Extracted data entries:

══════

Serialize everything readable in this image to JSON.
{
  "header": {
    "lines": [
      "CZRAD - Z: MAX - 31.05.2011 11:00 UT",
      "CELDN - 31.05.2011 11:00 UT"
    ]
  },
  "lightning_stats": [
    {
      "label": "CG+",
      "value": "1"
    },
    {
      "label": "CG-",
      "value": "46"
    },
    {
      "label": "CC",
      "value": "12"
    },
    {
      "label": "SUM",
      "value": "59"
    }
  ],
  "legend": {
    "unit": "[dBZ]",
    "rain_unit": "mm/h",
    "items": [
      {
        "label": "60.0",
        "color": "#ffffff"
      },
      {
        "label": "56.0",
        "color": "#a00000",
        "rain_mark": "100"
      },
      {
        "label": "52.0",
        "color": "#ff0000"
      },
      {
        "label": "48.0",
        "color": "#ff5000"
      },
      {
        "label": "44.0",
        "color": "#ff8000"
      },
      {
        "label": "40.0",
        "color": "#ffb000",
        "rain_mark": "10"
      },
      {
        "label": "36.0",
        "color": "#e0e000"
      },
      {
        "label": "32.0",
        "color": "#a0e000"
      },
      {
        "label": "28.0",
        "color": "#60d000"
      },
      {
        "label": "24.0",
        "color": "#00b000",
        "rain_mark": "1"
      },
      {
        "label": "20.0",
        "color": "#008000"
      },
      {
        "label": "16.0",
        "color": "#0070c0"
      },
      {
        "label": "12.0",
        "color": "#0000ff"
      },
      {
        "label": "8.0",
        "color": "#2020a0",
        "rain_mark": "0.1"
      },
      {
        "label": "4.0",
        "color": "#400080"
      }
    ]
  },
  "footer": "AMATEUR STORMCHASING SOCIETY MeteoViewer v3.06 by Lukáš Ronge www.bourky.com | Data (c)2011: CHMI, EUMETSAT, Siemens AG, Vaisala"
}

══════

Extract all of the data shown above and repeat it verbatim.

Serialize everything readable in this image to JSON.
{
  "header": {
    "lines": [
      "CZRAD - Z: MAX - 31.05.2011 11:00 UT",
      "CELDN - 31.05.2011 11:00 UT"
    ]
  },
  "lightning_stats": [
    {
      "label": "CG+",
      "value": "1"
    },
    {
      "label": "CG-",
      "value": "46"
    },
    {
      "label": "CC",
      "value": "12"
    },
    {
      "label": "SUM",
      "value": "59"
    }
  ],
  "legend": {
    "unit": "[dBZ]",
    "rain_unit": "mm/h",
    "items": [
      {
        "label": "60.0",
        "color": "#ffffff"
      },
      {
        "label": "56.0",
        "color": "#a00000",
        "rain_mark": "100"
      },
      {
        "label": "52.0",
        "color": "#ff0000"
      },
      {
        "label": "48.0",
        "color": "#ff5000"
      },
      {
        "label": "44.0",
        "color": "#ff8000"
      },
      {
        "label": "40.0",
        "color": "#ffb000",
        "rain_mark": "10"
      },
      {
        "label": "36.0",
        "color": "#e0e000"
      },
      {
        "label": "32.0",
        "color": "#a0e000"
      },
      {
        "label": "28.0",
        "color": "#60d000"
      },
      {
        "label": "24.0",
        "color": "#00b000",
        "rain_mark": "1"
      },
      {
        "label": "20.0",
        "color": "#008000"
      },
      {
        "label": "16.0",
        "color": "#0070c0"
      },
      {
        "label": "12.0",
        "color": "#0000ff"
      },
      {
        "label": "8.0",
        "color": "#2020a0",
        "rain_mark": "0.1"
      },
      {
        "label": "4.0",
        "color": "#400080"
      }
    ]
  },
  "footer": "AMATEUR STORMCHASING SOCIETY MeteoViewer v3.06 by Lukáš Ronge www.bourky.com | Data (c)2011: CHMI, EUMETSAT, Siemens AG, Vaisala"
}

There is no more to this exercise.